§ **Data shown**
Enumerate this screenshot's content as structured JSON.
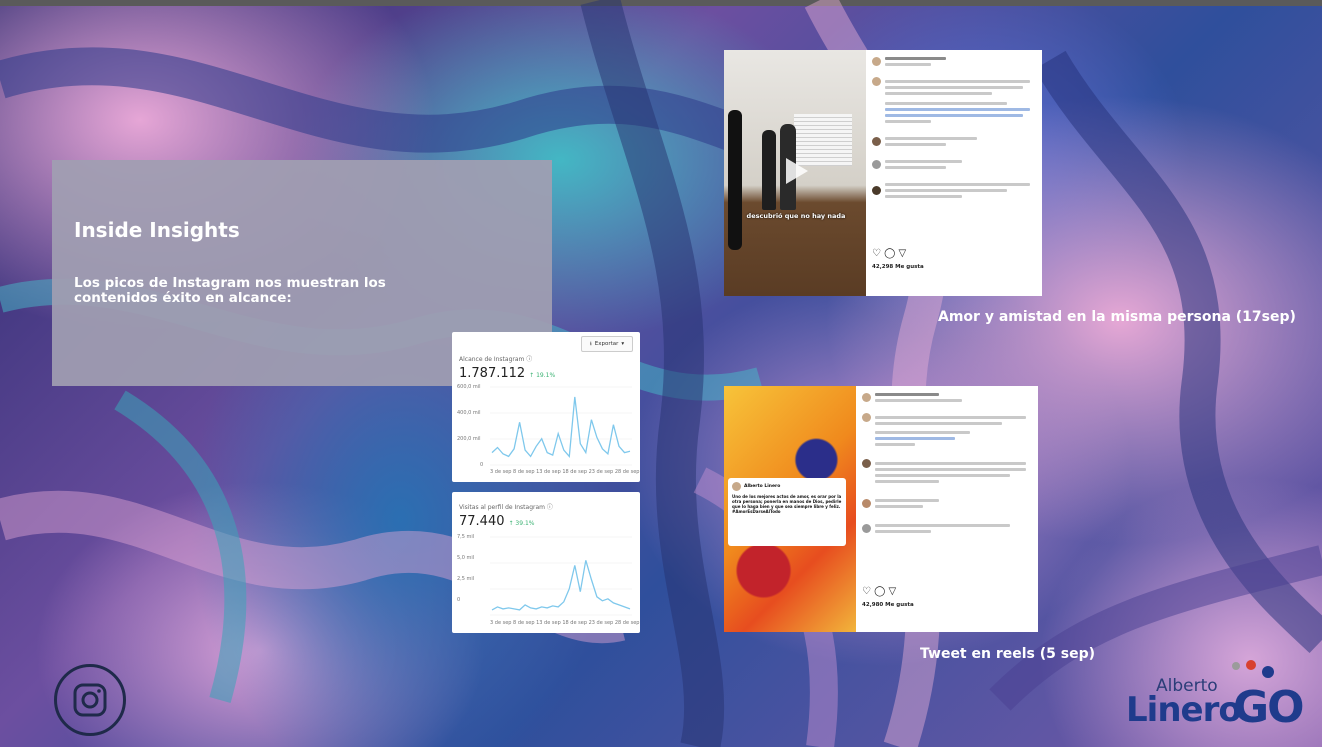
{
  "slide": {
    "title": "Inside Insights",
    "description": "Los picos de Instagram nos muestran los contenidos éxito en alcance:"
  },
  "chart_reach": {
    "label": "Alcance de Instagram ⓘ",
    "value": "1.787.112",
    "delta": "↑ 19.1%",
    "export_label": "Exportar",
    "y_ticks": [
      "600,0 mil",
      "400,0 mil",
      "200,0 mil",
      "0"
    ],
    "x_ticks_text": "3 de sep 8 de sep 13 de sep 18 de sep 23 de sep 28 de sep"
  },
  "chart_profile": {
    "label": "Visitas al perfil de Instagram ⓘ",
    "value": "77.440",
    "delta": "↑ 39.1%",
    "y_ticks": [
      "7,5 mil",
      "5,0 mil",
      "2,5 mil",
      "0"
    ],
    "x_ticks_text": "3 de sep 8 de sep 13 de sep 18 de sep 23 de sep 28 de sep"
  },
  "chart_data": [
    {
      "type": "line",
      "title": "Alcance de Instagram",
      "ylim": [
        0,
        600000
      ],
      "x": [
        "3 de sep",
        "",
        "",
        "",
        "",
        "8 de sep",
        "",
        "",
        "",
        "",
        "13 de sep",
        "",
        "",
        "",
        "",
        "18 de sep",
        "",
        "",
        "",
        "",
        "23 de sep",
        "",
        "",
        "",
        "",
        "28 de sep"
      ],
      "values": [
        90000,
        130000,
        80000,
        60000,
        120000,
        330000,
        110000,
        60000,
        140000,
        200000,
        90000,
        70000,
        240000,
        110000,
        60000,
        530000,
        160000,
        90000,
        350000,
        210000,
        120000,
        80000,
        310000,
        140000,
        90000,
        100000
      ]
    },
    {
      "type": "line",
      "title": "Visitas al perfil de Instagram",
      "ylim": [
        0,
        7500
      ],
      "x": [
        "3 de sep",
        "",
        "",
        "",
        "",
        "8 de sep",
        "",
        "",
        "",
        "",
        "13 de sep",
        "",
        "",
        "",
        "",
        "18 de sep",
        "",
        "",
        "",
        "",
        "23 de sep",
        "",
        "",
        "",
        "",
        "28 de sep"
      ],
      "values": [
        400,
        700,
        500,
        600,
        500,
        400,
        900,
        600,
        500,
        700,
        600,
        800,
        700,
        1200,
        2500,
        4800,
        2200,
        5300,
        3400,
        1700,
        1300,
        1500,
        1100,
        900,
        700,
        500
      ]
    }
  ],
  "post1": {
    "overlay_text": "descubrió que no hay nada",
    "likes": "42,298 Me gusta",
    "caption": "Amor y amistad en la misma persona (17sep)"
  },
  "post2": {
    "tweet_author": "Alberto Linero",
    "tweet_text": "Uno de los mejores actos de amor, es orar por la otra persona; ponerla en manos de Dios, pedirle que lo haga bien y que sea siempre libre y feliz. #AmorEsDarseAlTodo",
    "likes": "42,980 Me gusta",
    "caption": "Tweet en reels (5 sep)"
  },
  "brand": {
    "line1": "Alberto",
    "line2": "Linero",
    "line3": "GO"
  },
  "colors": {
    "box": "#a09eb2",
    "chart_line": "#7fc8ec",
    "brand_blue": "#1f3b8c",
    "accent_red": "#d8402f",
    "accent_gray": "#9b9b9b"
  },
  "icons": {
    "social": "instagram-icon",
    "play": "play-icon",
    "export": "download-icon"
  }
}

§ **Problem description**
Transcribe all of the records above character for character. Exclude the pictures.

§ **Exercise output**
Enumerate this screenshot's content as structured JSON.
{
  "slide": {
    "title": "Inside Insights",
    "description": "Los picos de Instagram nos muestran los contenidos éxito en alcance:"
  },
  "chart_reach": {
    "label": "Alcance de Instagram ⓘ",
    "value": "1.787.112",
    "delta": "↑ 19.1%",
    "export_label": "Exportar",
    "y_ticks": [
      "600,0 mil",
      "400,0 mil",
      "200,0 mil",
      "0"
    ],
    "x_ticks_text": "3 de sep 8 de sep 13 de sep 18 de sep 23 de sep 28 de sep"
  },
  "chart_profile": {
    "label": "Visitas al perfil de Instagram ⓘ",
    "value": "77.440",
    "delta": "↑ 39.1%",
    "y_ticks": [
      "7,5 mil",
      "5,0 mil",
      "2,5 mil",
      "0"
    ],
    "x_ticks_text": "3 de sep 8 de sep 13 de sep 18 de sep 23 de sep 28 de sep"
  },
  "chart_data": [
    {
      "type": "line",
      "title": "Alcance de Instagram",
      "ylim": [
        0,
        600000
      ],
      "x": [
        "3 de sep",
        "",
        "",
        "",
        "",
        "8 de sep",
        "",
        "",
        "",
        "",
        "13 de sep",
        "",
        "",
        "",
        "",
        "18 de sep",
        "",
        "",
        "",
        "",
        "23 de sep",
        "",
        "",
        "",
        "",
        "28 de sep"
      ],
      "values": [
        90000,
        130000,
        80000,
        60000,
        120000,
        330000,
        110000,
        60000,
        140000,
        200000,
        90000,
        70000,
        240000,
        110000,
        60000,
        530000,
        160000,
        90000,
        350000,
        210000,
        120000,
        80000,
        310000,
        140000,
        90000,
        100000
      ]
    },
    {
      "type": "line",
      "title": "Visitas al perfil de Instagram",
      "ylim": [
        0,
        7500
      ],
      "x": [
        "3 de sep",
        "",
        "",
        "",
        "",
        "8 de sep",
        "",
        "",
        "",
        "",
        "13 de sep",
        "",
        "",
        "",
        "",
        "18 de sep",
        "",
        "",
        "",
        "",
        "23 de sep",
        "",
        "",
        "",
        "",
        "28 de sep"
      ],
      "values": [
        400,
        700,
        500,
        600,
        500,
        400,
        900,
        600,
        500,
        700,
        600,
        800,
        700,
        1200,
        2500,
        4800,
        2200,
        5300,
        3400,
        1700,
        1300,
        1500,
        1100,
        900,
        700,
        500
      ]
    }
  ],
  "post1": {
    "overlay_text": "descubrió que no hay nada",
    "likes": "42,298 Me gusta",
    "caption": "Amor y amistad en la misma persona (17sep)"
  },
  "post2": {
    "tweet_author": "Alberto Linero",
    "tweet_text": "Uno de los mejores actos de amor, es orar por la otra persona; ponerla en manos de Dios, pedirle que lo haga bien y que sea siempre libre y feliz. #AmorEsDarseAlTodo",
    "likes": "42,980 Me gusta",
    "caption": "Tweet en reels (5 sep)"
  },
  "brand": {
    "line1": "Alberto",
    "line2": "Linero",
    "line3": "GO"
  },
  "colors": {
    "box": "#a09eb2",
    "chart_line": "#7fc8ec",
    "brand_blue": "#1f3b8c",
    "accent_red": "#d8402f",
    "accent_gray": "#9b9b9b"
  },
  "icons": {
    "social": "instagram-icon",
    "play": "play-icon",
    "export": "download-icon"
  }
}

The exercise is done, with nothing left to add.